▶ [WHAT YOU HAVE TO DO]: Copy each line of the records that holds the string "Licence".

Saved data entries
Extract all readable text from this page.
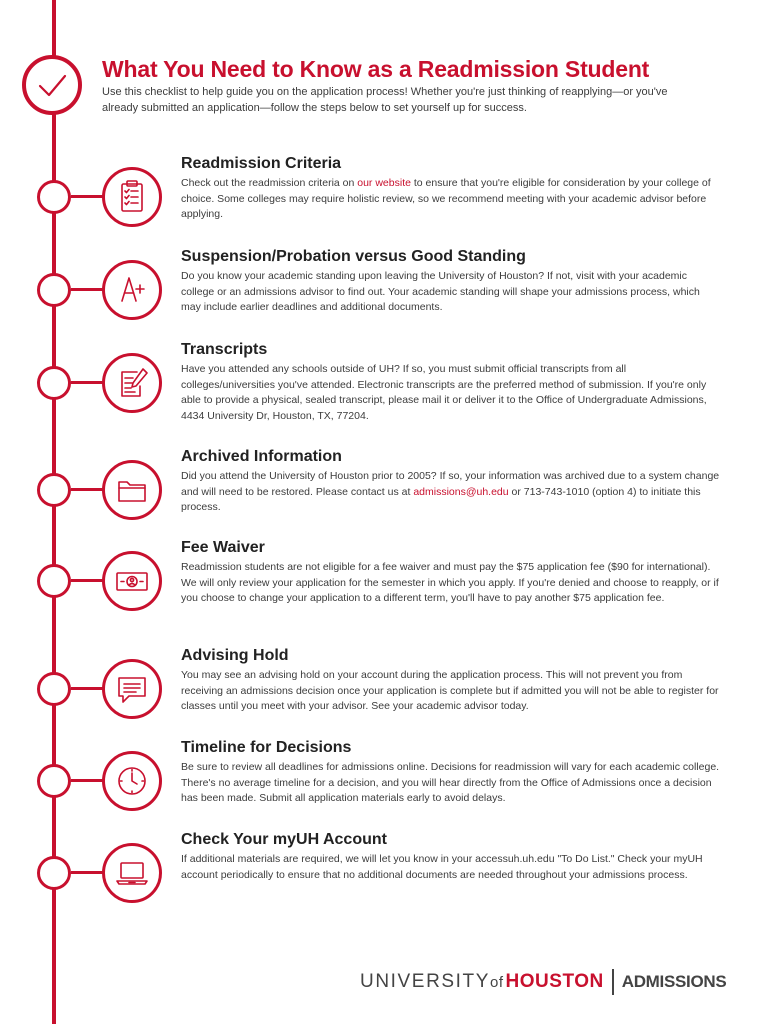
What You Need to Know as a Readmission Student

Use this checklist to help guide you on the application process! Whether you're just thinking of reapplying—or you've already submitted an application—follow the steps below to set yourself up for success.

Readmission Criteria

Check out the readmission criteria on our website to ensure that you're eligible for consideration by your college of choice. Some colleges may require holistic review, so we recommend meeting with your academic advisor before applying.

Suspension/Probation versus Good Standing

Do you know your academic standing upon leaving the University of Houston? If not, visit with your academic college or an admissions advisor to find out. Your academic standing will shape your admissions process, which may include earlier deadlines and additional documents.

Transcripts

Have you attended any schools outside of UH? If so, you must submit official transcripts from all colleges/universities you've attended. Electronic transcripts are the preferred method of submission. If you're only able to provide a physical, sealed transcript, please mail it or deliver it to the Office of Undergraduate Admissions, 4434 University Dr, Houston, TX, 77204.

Archived Information

Did you attend the University of Houston prior to 2005? If so, your information was archived due to a system change and will need to be restored. Please contact us at admissions@uh.edu or 713-743-1010 (option 4) to initiate this process.

Fee Waiver

Readmission students are not eligible for a fee waiver and must pay the $75 application fee ($90 for international). We will only review your application for the semester in which you apply. If you're denied and choose to reapply, or if you choose to change your application to a different term, you'll have to pay another $75 application fee.

Advising Hold

You may see an advising hold on your account during the application process. This will not prevent you from receiving an admissions decision once your application is complete but if admitted you will not be able to register for classes until you meet with your advisor. See your academic advisor today.

Timeline for Decisions

Be sure to review all deadlines for admissions online. Decisions for readmission will vary for each academic college. There's no average timeline for a decision, and you will hear directly from the Office of Admissions once a decision has been made. Submit all application materials early to avoid delays.

Check Your myUH Account

If additional materials are required, we will let you know in your accessuh.uh.edu "To Do List." Check your myUH account periodically to ensure that no additional documents are needed throughout your admissions process.

UNIVERSITY of HOUSTON ADMISSIONS
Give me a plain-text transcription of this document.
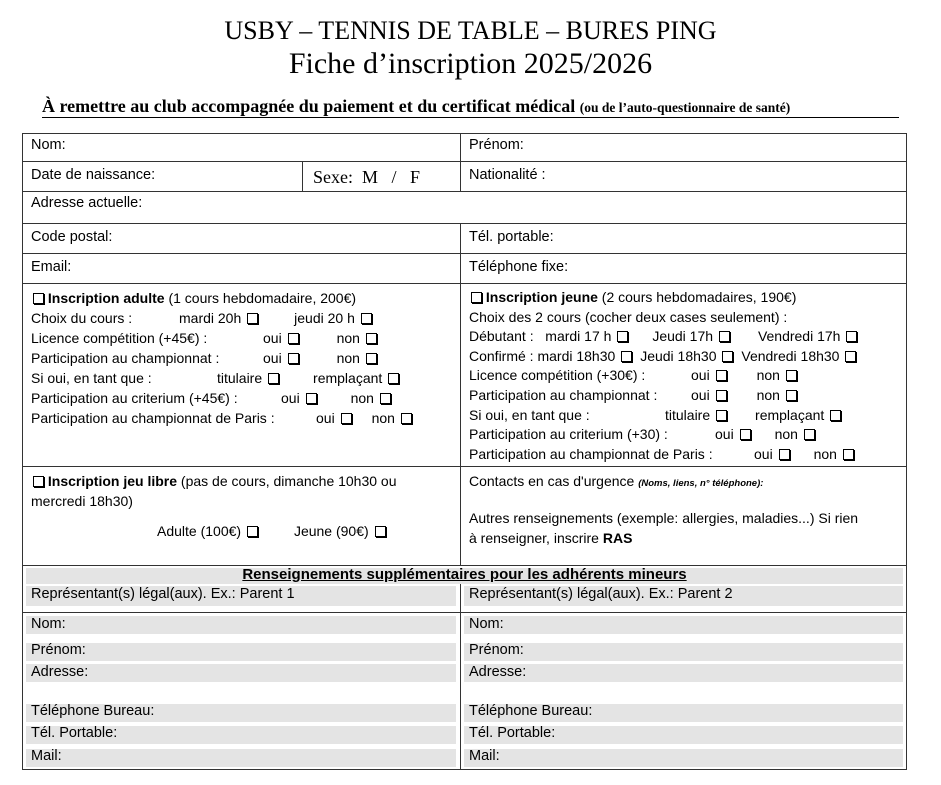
USBY – TENNIS DE TABLE – BURES PING
Fiche d’inscription 2025/2026
À remettre au club accompagnée du paiement et du certificat médical (ou de l’auto-questionnaire de santé)
Nom:	Prénom:
Date de naissance:	Sexe:  M   /   F	Nationalité :
Adresse actuelle:
Code postal:	Tél. portable:
Email:	Téléphone fixe:
Inscription adulte (1 cours hebdomadaire, 200€)
Choix du cours :	mardi 20h	jeudi 20 h
Licence compétition (+45€) :	oui	non
Participation au championnat :	oui	non
Si oui, en tant que :	titulaire	remplaçant
Participation au criterium (+45€) :	oui	non
Participation au championnat de Paris :	oui	non
Inscription jeune (2 cours hebdomadaires, 190€)
Choix des 2 cours (cocher deux cases seulement) :
Débutant : mardi 17 h	Jeudi 17h	Vendredi 17h
Confirmé : mardi 18h30 Jeudi 18h30 Vendredi 18h30
Licence compétition (+30€) :	oui	non
Participation au championnat : oui	non
Si oui, en tant que :	titulaire	remplaçant
Participation au criterium (+30) :	oui	non
Participation au championnat de Paris :	oui	non
Inscription jeu libre (pas de cours, dimanche 10h30 ou
mercredi 18h30)
Adulte (100€)	Jeune (90€)
Contacts en cas d'urgence (Noms, liens, n° téléphone):
Autres renseignements (exemple: allergies, maladies...) Si rien
à renseigner, inscrire RAS
Renseignements supplémentaires pour les adhérents mineurs
Représentant(s) légal(aux). Ex.: Parent 1
Nom:
Prénom:
Adresse:
Téléphone Bureau:
Tél. Portable:
Mail:
Représentant(s) légal(aux). Ex.: Parent 2
Nom:
Prénom:
Adresse:
Téléphone Bureau:
Tél. Portable:
Mail:
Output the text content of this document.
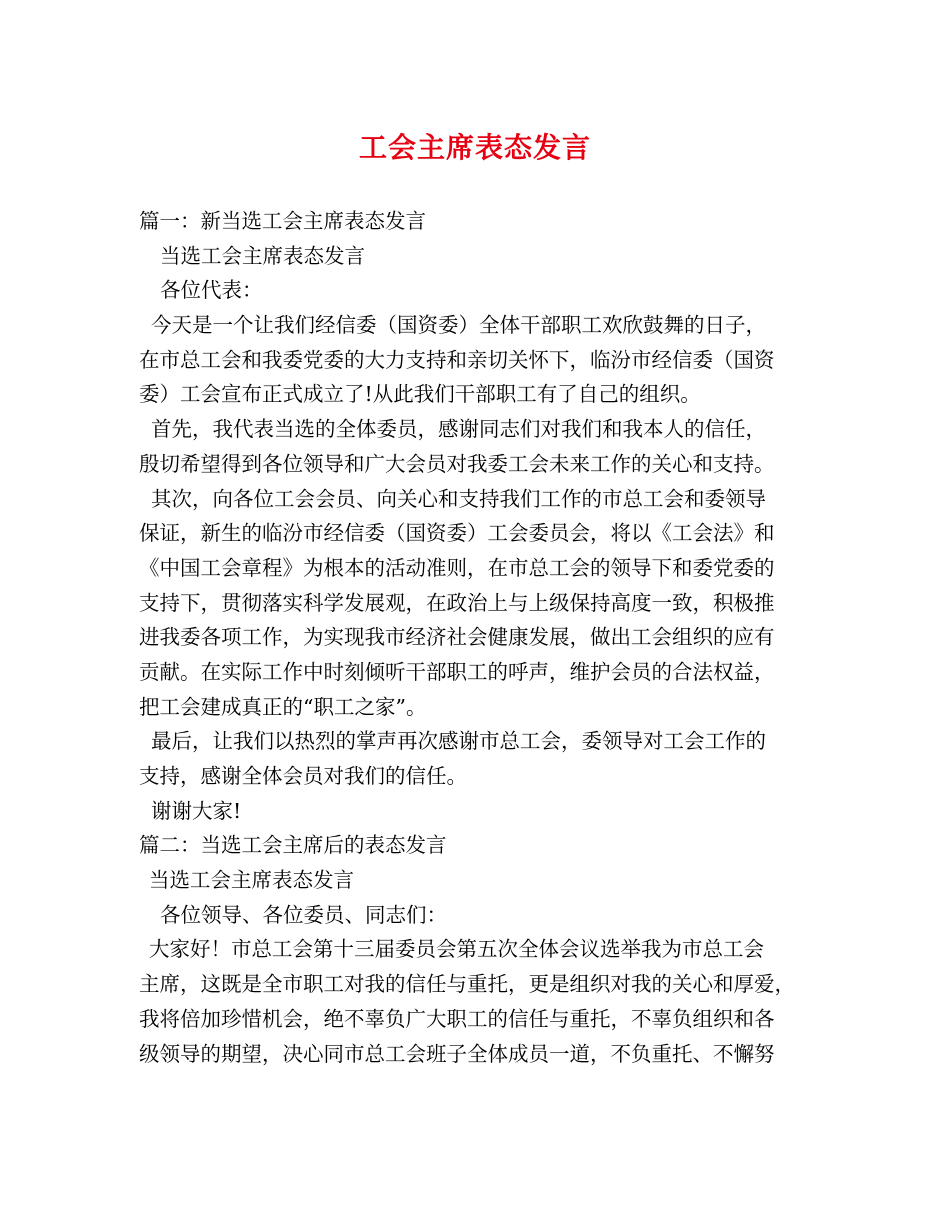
工会主席表态发言
篇一：新当选工会主席表态发言
当选工会主席表态发言
各位代表：
今天是一个让我们经信委（国资委）全体干部职工欢欣鼓舞的日子，
在市总工会和我委党委的大力支持和亲切关怀下，临汾市经信委（国资
委）工会宣布正式成立了!从此我们干部职工有了自己的组织。
首先，我代表当选的全体委员，感谢同志们对我们和我本人的信任，
殷切希望得到各位领导和广大会员对我委工会未来工作的关心和支持。
其次，向各位工会会员、向关心和支持我们工作的市总工会和委领导
保证，新生的临汾市经信委（国资委）工会委员会，将以《工会法》和
《中国工会章程》为根本的活动准则，在市总工会的领导下和委党委的
支持下，贯彻落实科学发展观，在政治上与上级保持高度一致，积极推
进我委各项工作，为实现我市经济社会健康发展，做出工会组织的应有
贡献。在实际工作中时刻倾听干部职工的呼声，维护会员的合法权益，
把工会建成真正的“职工之家”。
最后，让我们以热烈的掌声再次感谢市总工会，委领导对工会工作的
支持，感谢全体会员对我们的信任。
谢谢大家!
篇二：当选工会主席后的表态发言
当选工会主席表态发言
各位领导、各位委员、同志们：
大家好！市总工会第十三届委员会第五次全体会议选举我为市总工会
主席，这既是全市职工对我的信任与重托，更是组织对我的关心和厚爱，
我将倍加珍惜机会，绝不辜负广大职工的信任与重托，不辜负组织和各
级领导的期望，决心同市总工会班子全体成员一道，不负重托、不懈努
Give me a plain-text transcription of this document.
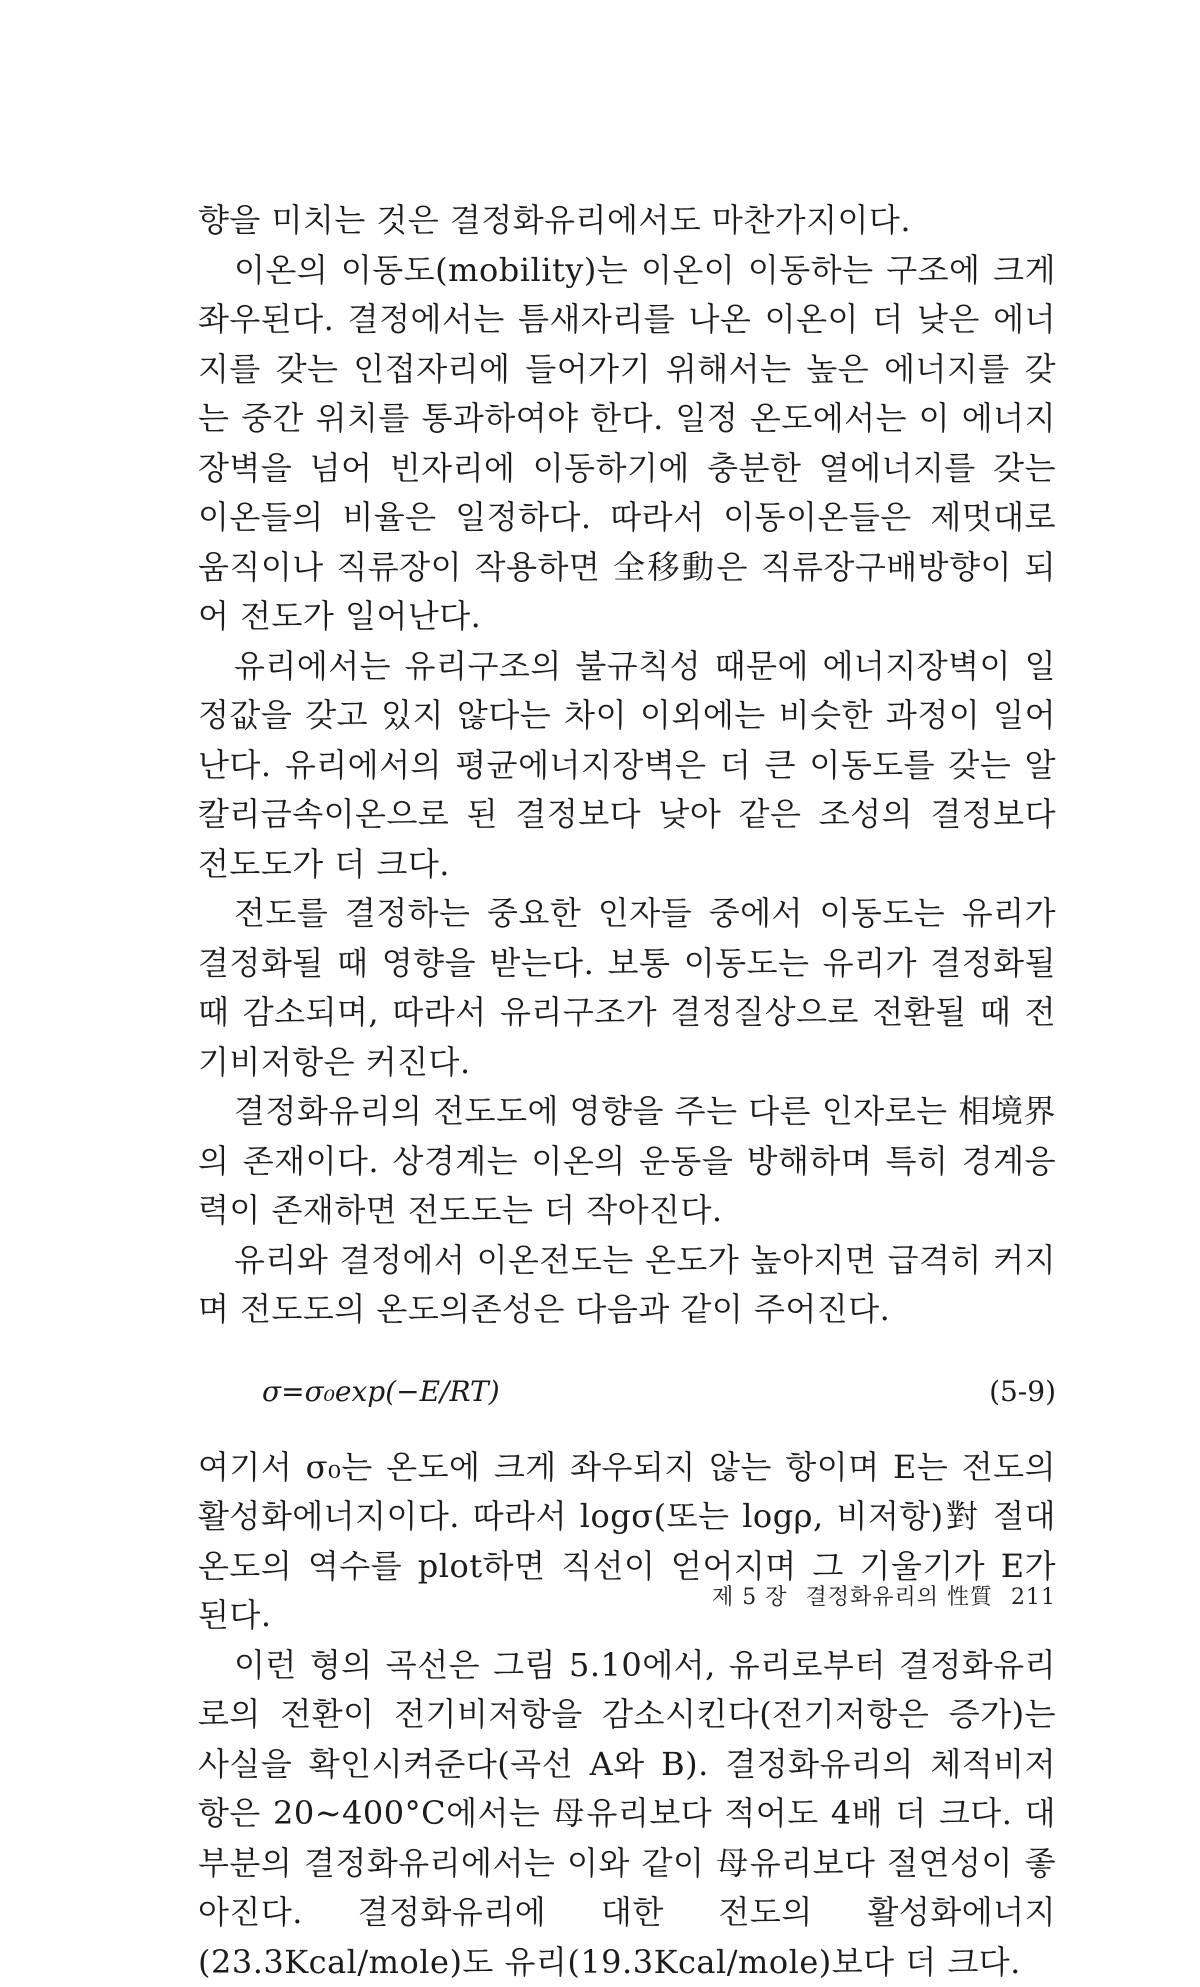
향을 미치는 것은 결정화유리에서도 마찬가지이다.

이온의 이동도(mobility)는 이온이 이동하는 구조에 크게 좌우된다. 결정에서는 틈새자리를 나온 이온이 더 낮은 에너지를 갖는 인접자리에 들어가기 위해서는 높은 에너지를 갖는 중간 위치를 통과하여야 한다. 일정 온도에서는 이 에너지장벽을 넘어 빈자리에 이동하기에 충분한 열에너지를 갖는 이온들의 비율은 일정하다. 따라서 이동이온들은 제멋대로 움직이나 직류장이 작용하면 全移動은 직류장구배방향이 되어 전도가 일어난다.

유리에서는 유리구조의 불규칙성 때문에 에너지장벽이 일정값을 갖고 있지 않다는 차이 이외에는 비슷한 과정이 일어난다. 유리에서의 평균에너지장벽은 더 큰 이동도를 갖는 알칼리금속이온으로 된 결정보다 낮아 같은 조성의 결정보다 전도도가 더 크다.

전도를 결정하는 중요한 인자들 중에서 이동도는 유리가 결정화될 때 영향을 받는다. 보통 이동도는 유리가 결정화될 때 감소되며, 따라서 유리구조가 결정질상으로 전환될 때 전기비저항은 커진다.

결정화유리의 전도도에 영향을 주는 다른 인자로는 相境界의 존재이다. 상경계는 이온의 운동을 방해하며 특히 경계응력이 존재하면 전도도는 더 작아진다.

유리와 결정에서 이온전도는 온도가 높아지면 급격히 커지며 전도도의 온도의존성은 다음과 같이 주어진다.

σ=σ₀exp(−E/RT)	(5-9)

여기서 σ₀는 온도에 크게 좌우되지 않는 항이며 E는 전도의 활성화에너지이다. 따라서 logσ(또는 logρ, 비저항)對 절대온도의 역수를 plot하면 직선이 얻어지며 그 기울기가 E가 된다.

이런 형의 곡선은 그림 5.10에서, 유리로부터 결정화유리로의 전환이 전기비저항을 감소시킨다(전기저항은 증가)는 사실을 확인시켜준다(곡선 A와 B). 결정화유리의 체적비저항은 20∼400°C에서는 母유리보다 적어도 4배 더 크다. 대부분의 결정화유리에서는 이와 같이 母유리보다 절연성이 좋아진다. 결정화유리에 대한 전도의 활성화에너지(23.3Kcal/mole)도 유리(19.3Kcal/mole)보다 더 크다.

제 5 장 결정화유리의 性質 211
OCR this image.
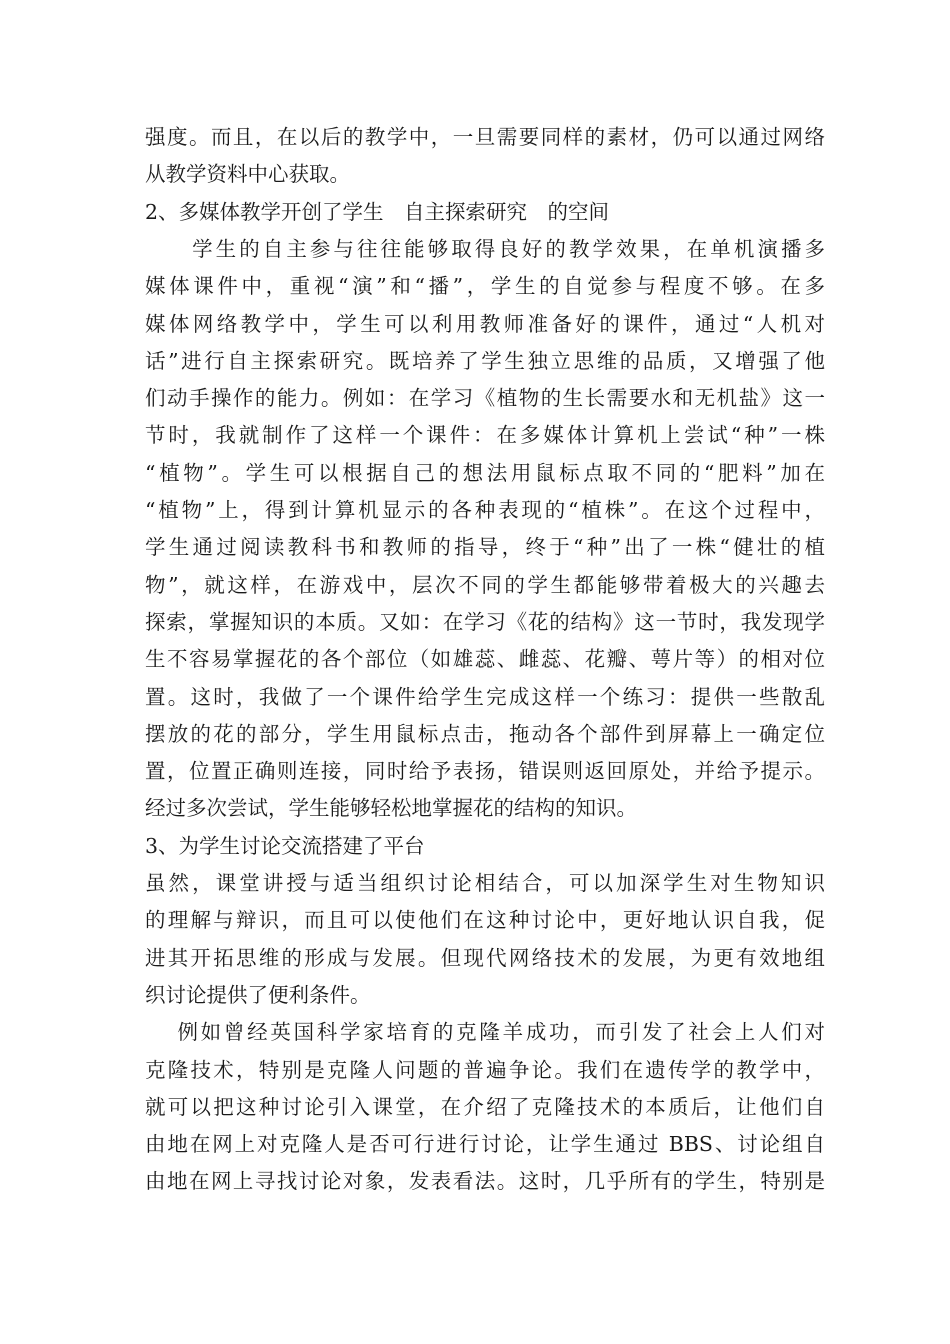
强度。而且，在以后的教学中，一旦需要同样的素材，仍可以通过网络
从教学资料中心获取。
2、多媒体教学开创了学生　自主探索研究　的空间
　　学生的自主参与往往能够取得良好的教学效果，在单机演播多
媒体课件中，重视“演”和“播”，学生的自觉参与程度不够。在多
媒体网络教学中，学生可以利用教师准备好的课件，通过“人机对
话”进行自主探索研究。既培养了学生独立思维的品质，又增强了他
们动手操作的能力。例如：在学习《植物的生长需要水和无机盐》这一
节时，我就制作了这样一个课件：在多媒体计算机上尝试“种”一株
“植物”。学生可以根据自己的想法用鼠标点取不同的“肥料”加在
“植物”上，得到计算机显示的各种表现的“植株”。在这个过程中，
学生通过阅读教科书和教师的指导，终于“种”出了一株“健壮的植
物”，就这样，在游戏中，层次不同的学生都能够带着极大的兴趣去
探索，掌握知识的本质。又如：在学习《花的结构》这一节时，我发现学
生不容易掌握花的各个部位（如雄蕊、雌蕊、花瓣、萼片等）的相对位
置。这时，我做了一个课件给学生完成这样一个练习：提供一些散乱
摆放的花的部分，学生用鼠标点击，拖动各个部件到屏幕上一确定位
置，位置正确则连接，同时给予表扬，错误则返回原处，并给予提示。
经过多次尝试，学生能够轻松地掌握花的结构的知识。
3、为学生讨论交流搭建了平台
虽然，课堂讲授与适当组织讨论相结合，可以加深学生对生物知识
的理解与辩识，而且可以使他们在这种讨论中，更好地认识自我，促
进其开拓思维的形成与发展。但现代网络技术的发展，为更有效地组
织讨论提供了便利条件。
　 例如曾经英国科学家培育的克隆羊成功，而引发了社会上人们对
克隆技术，特别是克隆人问题的普遍争论。我们在遗传学的教学中，
就可以把这种讨论引入课堂，在介绍了克隆技术的本质后，让他们自
由地在网上对克隆人是否可行进行讨论，让学生通过 BBS、讨论组自
由地在网上寻找讨论对象，发表看法。这时，几乎所有的学生，特别是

▶ [CORRECT OUTPUT]:
Licence compétition (+45€) :	oui	non
Licence compétition (+30€) :	oui	non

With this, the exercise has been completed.